**Dataset:**
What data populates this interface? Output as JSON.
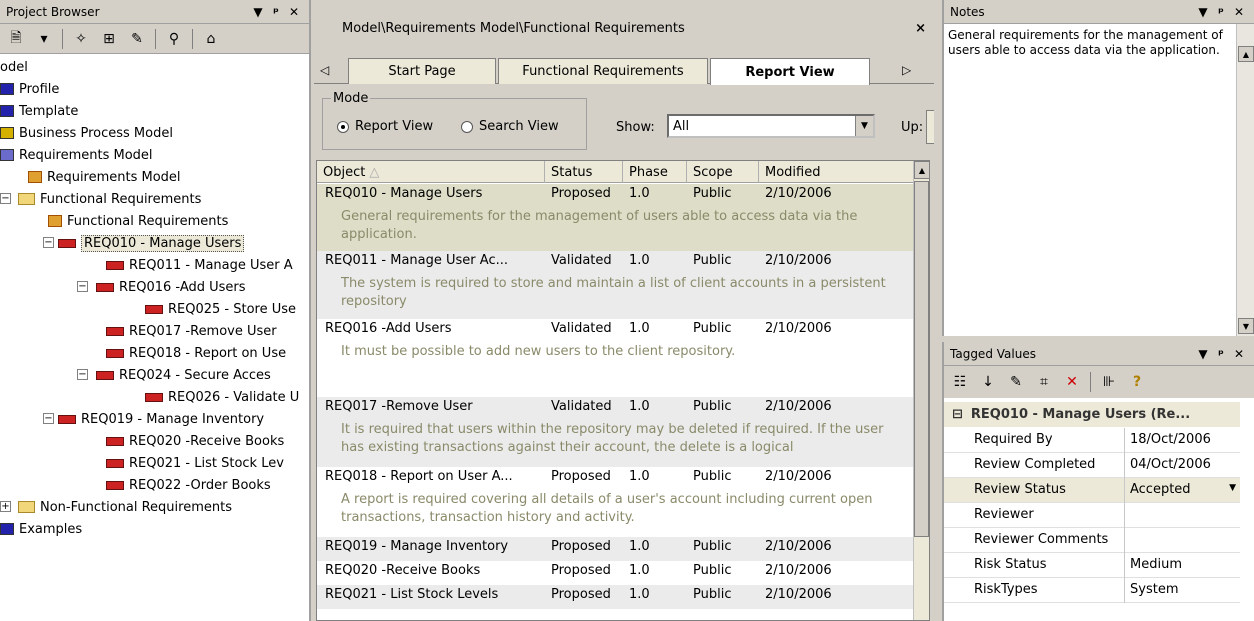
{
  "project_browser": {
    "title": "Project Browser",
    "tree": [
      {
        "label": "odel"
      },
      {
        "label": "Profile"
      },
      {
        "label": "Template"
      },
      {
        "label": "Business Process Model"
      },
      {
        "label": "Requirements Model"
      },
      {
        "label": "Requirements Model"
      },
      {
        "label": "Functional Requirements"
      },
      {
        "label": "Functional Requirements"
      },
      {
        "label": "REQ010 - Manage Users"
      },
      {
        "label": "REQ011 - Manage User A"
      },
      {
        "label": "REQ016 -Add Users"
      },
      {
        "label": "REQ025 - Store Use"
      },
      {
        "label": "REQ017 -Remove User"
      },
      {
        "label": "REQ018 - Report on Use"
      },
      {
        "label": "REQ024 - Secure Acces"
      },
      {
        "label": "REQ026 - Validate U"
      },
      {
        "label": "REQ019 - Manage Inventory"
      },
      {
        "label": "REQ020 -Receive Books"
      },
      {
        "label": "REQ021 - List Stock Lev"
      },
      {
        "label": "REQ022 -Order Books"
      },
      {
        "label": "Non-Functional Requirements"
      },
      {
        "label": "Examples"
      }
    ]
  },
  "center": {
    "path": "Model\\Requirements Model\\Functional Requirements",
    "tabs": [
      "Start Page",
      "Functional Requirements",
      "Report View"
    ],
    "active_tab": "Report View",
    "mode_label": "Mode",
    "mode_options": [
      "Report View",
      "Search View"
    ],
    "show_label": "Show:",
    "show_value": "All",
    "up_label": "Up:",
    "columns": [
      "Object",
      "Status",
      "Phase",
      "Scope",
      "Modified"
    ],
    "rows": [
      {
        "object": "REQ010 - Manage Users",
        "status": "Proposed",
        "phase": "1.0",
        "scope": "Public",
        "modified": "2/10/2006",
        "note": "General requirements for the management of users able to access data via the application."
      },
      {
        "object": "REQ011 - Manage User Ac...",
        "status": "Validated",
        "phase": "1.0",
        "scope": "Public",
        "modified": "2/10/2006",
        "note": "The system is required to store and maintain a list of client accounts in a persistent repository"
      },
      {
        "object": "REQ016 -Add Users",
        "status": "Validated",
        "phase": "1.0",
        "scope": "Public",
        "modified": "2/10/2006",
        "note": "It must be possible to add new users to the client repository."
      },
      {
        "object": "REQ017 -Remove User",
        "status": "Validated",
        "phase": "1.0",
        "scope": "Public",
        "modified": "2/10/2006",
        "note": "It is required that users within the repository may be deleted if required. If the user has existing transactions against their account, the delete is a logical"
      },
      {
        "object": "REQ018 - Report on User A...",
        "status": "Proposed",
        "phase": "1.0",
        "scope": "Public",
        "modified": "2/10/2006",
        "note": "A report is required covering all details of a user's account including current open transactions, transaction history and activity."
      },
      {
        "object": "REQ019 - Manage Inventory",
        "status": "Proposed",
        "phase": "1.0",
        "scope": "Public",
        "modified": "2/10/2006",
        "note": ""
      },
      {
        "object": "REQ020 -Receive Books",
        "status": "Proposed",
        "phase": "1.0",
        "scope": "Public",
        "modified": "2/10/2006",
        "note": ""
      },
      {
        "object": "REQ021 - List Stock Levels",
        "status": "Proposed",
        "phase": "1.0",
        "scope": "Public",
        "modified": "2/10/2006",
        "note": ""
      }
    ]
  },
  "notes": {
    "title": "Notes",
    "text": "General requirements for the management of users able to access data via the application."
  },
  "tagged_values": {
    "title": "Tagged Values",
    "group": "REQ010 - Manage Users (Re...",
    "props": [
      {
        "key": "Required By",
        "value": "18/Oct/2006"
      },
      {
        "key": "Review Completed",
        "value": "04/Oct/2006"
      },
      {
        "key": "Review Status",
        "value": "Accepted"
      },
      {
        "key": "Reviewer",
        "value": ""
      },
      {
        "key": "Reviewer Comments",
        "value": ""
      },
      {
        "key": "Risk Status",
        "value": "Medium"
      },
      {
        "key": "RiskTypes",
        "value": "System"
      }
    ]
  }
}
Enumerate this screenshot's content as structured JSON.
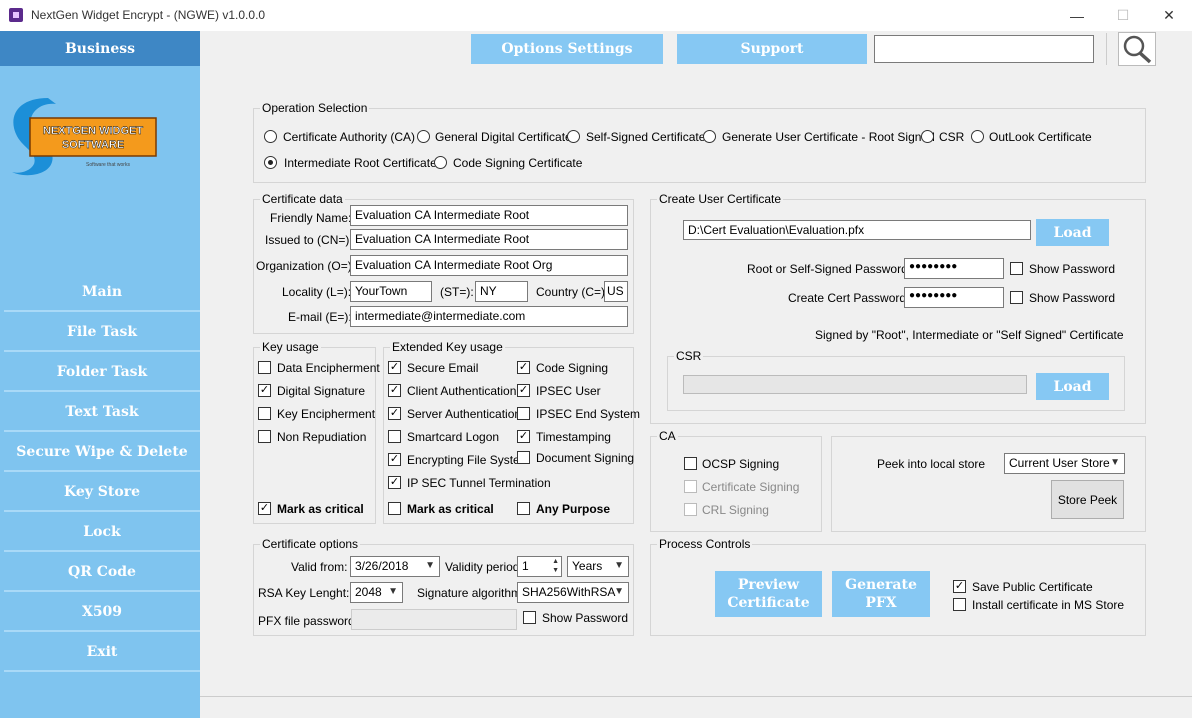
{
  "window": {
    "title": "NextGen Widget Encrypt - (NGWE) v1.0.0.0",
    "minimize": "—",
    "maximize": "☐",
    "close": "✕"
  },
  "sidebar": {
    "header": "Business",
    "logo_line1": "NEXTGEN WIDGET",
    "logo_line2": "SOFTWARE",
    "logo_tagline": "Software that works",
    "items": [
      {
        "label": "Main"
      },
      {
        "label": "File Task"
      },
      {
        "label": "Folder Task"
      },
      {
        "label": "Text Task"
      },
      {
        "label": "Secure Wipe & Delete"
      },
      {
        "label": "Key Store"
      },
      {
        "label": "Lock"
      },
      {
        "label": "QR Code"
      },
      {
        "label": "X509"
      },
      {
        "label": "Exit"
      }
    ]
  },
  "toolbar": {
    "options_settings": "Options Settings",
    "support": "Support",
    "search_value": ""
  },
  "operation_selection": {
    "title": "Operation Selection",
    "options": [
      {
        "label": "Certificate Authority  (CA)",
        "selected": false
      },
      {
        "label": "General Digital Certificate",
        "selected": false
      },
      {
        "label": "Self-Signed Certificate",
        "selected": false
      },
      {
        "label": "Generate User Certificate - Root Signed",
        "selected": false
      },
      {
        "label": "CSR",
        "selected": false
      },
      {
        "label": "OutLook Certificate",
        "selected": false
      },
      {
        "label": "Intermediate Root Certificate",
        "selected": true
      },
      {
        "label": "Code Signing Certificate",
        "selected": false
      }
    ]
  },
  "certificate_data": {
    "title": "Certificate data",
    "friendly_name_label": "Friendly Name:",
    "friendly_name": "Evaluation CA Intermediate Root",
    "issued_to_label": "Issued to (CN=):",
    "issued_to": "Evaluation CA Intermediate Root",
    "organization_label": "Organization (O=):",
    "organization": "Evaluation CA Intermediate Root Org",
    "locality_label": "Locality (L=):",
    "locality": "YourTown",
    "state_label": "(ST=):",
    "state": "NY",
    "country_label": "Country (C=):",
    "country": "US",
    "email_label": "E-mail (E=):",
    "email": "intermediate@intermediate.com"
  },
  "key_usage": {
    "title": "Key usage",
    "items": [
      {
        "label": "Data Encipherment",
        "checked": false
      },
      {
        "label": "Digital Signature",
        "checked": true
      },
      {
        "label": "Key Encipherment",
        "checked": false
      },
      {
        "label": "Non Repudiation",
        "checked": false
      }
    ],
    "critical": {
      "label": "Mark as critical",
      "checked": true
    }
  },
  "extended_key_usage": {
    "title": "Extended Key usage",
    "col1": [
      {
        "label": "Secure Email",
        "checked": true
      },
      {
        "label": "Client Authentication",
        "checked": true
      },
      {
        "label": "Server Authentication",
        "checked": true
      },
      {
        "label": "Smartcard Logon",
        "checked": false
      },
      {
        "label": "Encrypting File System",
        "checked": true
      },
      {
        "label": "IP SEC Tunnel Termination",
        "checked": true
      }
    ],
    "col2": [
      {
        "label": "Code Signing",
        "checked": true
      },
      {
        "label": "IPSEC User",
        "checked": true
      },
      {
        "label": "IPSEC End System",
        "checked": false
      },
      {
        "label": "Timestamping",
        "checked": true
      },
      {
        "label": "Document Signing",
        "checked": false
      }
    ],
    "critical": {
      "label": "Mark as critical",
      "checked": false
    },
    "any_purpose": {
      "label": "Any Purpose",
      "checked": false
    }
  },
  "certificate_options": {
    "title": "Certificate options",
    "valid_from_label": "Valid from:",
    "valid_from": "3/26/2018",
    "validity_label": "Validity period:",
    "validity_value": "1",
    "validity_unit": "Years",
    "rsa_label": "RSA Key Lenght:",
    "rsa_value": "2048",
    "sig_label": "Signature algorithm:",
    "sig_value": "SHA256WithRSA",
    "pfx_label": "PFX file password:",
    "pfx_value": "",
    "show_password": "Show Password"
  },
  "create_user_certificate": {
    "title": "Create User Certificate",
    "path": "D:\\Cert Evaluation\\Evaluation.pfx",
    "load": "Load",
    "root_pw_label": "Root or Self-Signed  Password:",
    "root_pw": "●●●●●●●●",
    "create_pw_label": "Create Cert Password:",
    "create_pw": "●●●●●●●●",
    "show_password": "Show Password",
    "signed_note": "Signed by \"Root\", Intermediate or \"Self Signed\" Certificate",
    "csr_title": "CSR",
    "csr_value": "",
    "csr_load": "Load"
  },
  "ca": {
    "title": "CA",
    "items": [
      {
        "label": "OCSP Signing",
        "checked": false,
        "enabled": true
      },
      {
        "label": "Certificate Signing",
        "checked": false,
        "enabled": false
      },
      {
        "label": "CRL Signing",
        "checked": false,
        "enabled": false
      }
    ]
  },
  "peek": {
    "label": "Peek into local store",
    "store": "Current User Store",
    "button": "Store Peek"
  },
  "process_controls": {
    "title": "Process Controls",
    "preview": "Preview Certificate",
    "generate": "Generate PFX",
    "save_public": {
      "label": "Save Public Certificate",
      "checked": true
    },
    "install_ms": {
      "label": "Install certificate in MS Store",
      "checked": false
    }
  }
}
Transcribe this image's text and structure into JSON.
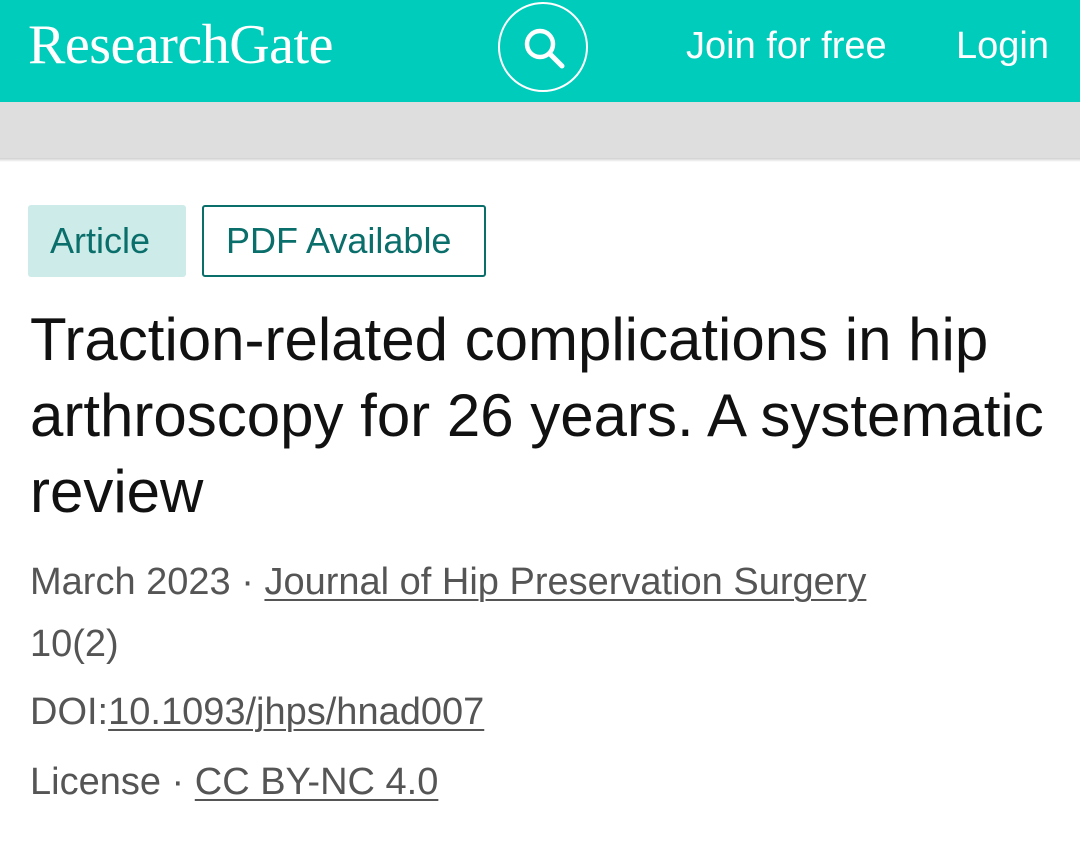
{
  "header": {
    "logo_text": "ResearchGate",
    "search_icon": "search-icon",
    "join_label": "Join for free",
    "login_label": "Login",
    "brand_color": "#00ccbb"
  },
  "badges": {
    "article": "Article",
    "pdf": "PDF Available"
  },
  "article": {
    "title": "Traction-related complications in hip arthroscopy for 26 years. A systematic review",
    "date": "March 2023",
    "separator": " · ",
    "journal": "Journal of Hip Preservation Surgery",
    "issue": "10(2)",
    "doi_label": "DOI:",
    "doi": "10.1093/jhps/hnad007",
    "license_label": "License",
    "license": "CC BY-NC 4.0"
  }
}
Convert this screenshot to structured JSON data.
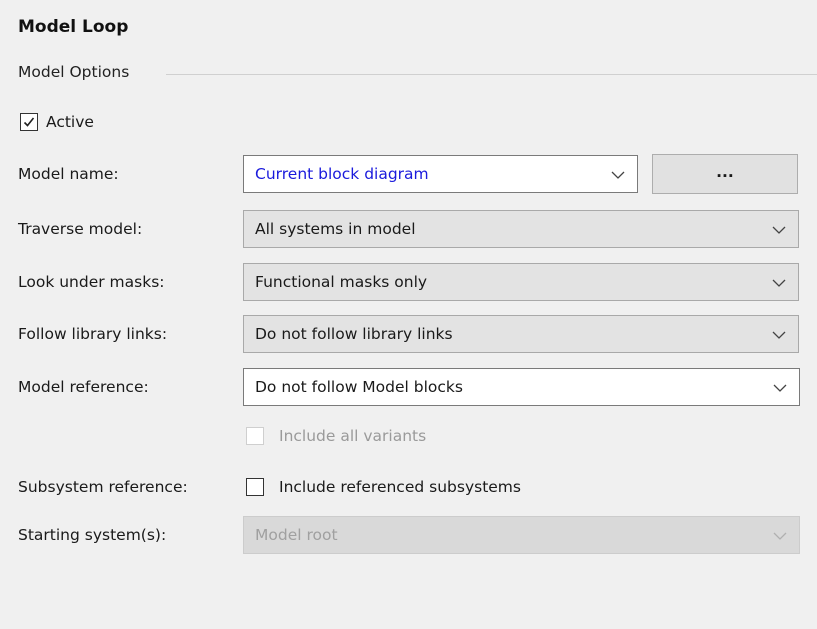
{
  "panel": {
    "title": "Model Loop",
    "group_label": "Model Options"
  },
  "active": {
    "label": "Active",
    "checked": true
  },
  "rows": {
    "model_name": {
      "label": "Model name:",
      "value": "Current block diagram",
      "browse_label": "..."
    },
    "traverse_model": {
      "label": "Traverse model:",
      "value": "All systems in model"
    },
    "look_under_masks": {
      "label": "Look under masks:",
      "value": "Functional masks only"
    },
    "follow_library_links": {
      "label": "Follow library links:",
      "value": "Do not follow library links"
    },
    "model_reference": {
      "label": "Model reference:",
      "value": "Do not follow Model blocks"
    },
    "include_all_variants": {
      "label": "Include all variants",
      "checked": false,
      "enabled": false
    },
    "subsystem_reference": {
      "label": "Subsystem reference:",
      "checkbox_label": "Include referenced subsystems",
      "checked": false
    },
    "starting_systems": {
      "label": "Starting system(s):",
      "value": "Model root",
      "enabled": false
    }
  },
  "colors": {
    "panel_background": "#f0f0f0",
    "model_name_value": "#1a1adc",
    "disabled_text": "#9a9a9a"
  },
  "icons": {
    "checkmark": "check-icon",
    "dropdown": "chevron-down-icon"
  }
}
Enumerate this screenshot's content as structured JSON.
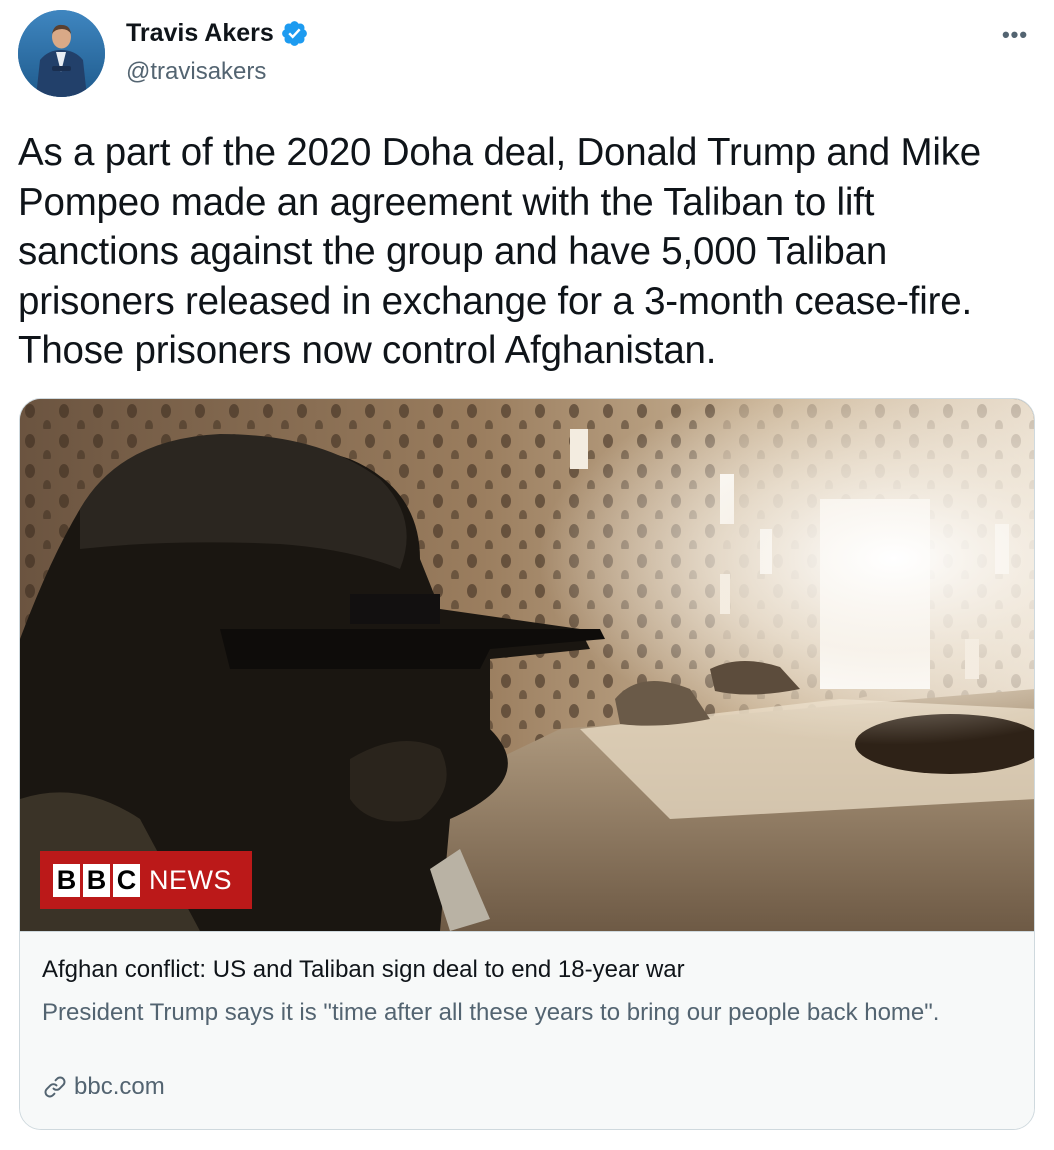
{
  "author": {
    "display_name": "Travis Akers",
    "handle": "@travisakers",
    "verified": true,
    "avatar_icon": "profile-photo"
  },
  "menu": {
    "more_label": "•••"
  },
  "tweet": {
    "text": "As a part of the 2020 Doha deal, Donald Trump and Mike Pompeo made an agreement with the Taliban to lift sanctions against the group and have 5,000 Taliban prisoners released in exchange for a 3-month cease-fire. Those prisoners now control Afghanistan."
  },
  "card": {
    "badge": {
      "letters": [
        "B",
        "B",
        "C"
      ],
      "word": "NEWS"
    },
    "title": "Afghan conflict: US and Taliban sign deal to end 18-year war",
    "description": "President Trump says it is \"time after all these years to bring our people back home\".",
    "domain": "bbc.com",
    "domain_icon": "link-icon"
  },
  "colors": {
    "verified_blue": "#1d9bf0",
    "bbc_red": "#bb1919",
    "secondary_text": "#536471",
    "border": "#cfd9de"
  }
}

**What is needed:** Look above for every line with the word "Evaluation" and copy it.

**Reply:**
    "friendly_name": "Evaluation CA Intermediate Root",
    "issued_to": "Evaluation CA Intermediate Root",
    "organization": "Evaluation CA Intermediate Root Org",
    "path": "D:\\Cert Evaluation\\Evaluation.pfx",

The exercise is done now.